▶ _SET EXERCISE_: Write out every line below that includes the word "مدیرعامل".

************

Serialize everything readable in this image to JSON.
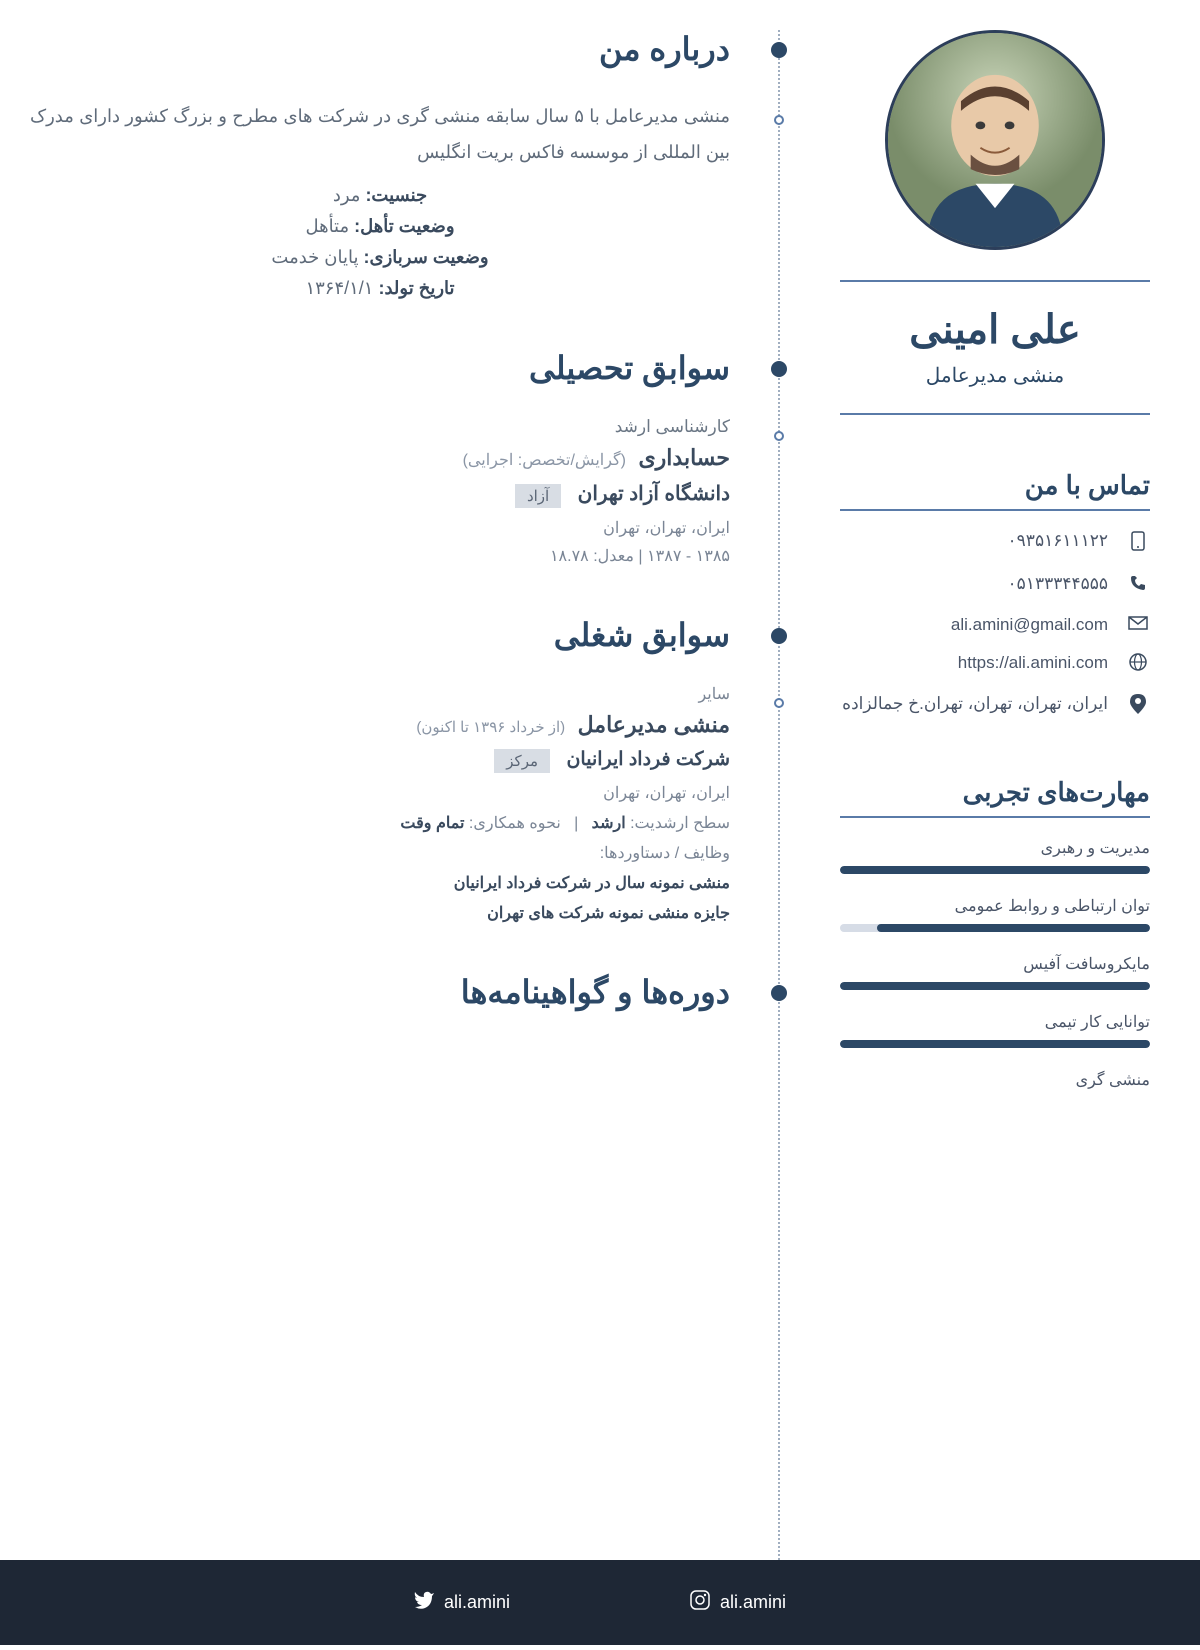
{
  "colors": {
    "primary": "#2c4866",
    "text": "#4a5568",
    "muted": "#7a8595",
    "footer_bg": "#1e2735",
    "bar_bg": "#d6dce6",
    "badge_bg": "#d8dde4"
  },
  "profile": {
    "name": "علی امینی",
    "title": "منشی مدیرعامل"
  },
  "contact": {
    "heading": "تماس با من",
    "mobile": "۰۹۳۵۱۶۱۱۱۲۲",
    "phone": "۰۵۱۳۳۳۴۴۵۵۵",
    "email": "ali.amini@gmail.com",
    "website": "https://ali.amini.com",
    "address": "ایران، تهران، تهران، تهران.خ جمالزاده"
  },
  "skills": {
    "heading": "مهارت‌های تجربی",
    "items": [
      {
        "name": "مدیریت و رهبری",
        "pct": 100
      },
      {
        "name": "توان ارتباطی و روابط عمومی",
        "pct": 88
      },
      {
        "name": "مایکروسافت آفیس",
        "pct": 100
      },
      {
        "name": "توانایی کار تیمی",
        "pct": 100
      },
      {
        "name": "منشی گری",
        "pct": 0
      }
    ]
  },
  "about": {
    "heading": "درباره من",
    "text": "منشی مدیرعامل با ۵ سال سابقه منشی گری در شرکت های مطرح و بزرگ کشور دارای مدرک بین المللی از موسسه فاکس بریت انگلیس",
    "gender_label": "جنسیت:",
    "gender_value": "مرد",
    "marital_label": "وضعیت تأهل:",
    "marital_value": "متأهل",
    "military_label": "وضعیت سربازی:",
    "military_value": "پایان خدمت",
    "dob_label": "تاریخ تولد:",
    "dob_value": "۱۳۶۴/۱/۱"
  },
  "education": {
    "heading": "سوابق تحصیلی",
    "level": "کارشناسی ارشد",
    "field": "حسابداری",
    "spec": "(گرایش/تخصص: اجرایی)",
    "university": "دانشگاه آزاد تهران",
    "badge": "آزاد",
    "location": "ایران، تهران، تهران",
    "years_gpa": "۱۳۸۵ - ۱۳۸۷   |   معدل: ۱۸.۷۸"
  },
  "work": {
    "heading": "سوابق شغلی",
    "category": "سایر",
    "title": "منشی مدیرعامل",
    "dates": "(از خرداد ۱۳۹۶ تا اکنون)",
    "company": "شرکت فرداد ایرانیان",
    "badge": "مرکز",
    "location": "ایران، تهران، تهران",
    "seniority_label": "سطح ارشدیت:",
    "seniority_value": "ارشد",
    "coop_label": "نحوه همکاری:",
    "coop_value": "تمام وقت",
    "achievements_label": "وظایف / دستاوردها:",
    "achievements": [
      "منشی نمونه سال در شرکت فرداد ایرانیان",
      "جایزه منشی نمونه شرکت های تهران"
    ]
  },
  "courses": {
    "heading": "دوره‌ها و گواهینامه‌ها"
  },
  "footer": {
    "instagram": "ali.amini",
    "twitter": "ali.amini"
  }
}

************

▶ _RESULT OF THE EXERCISE_:
    "title": "منشی مدیرعامل"
    "text": "منشی مدیرعامل با ۵ سال سابقه منشی گری در شرکت های مطرح و بزرگ کشور دارای مدرک بین المللی از موسسه فاکس بریت انگلیس",
    "title": "منشی مدیرعامل",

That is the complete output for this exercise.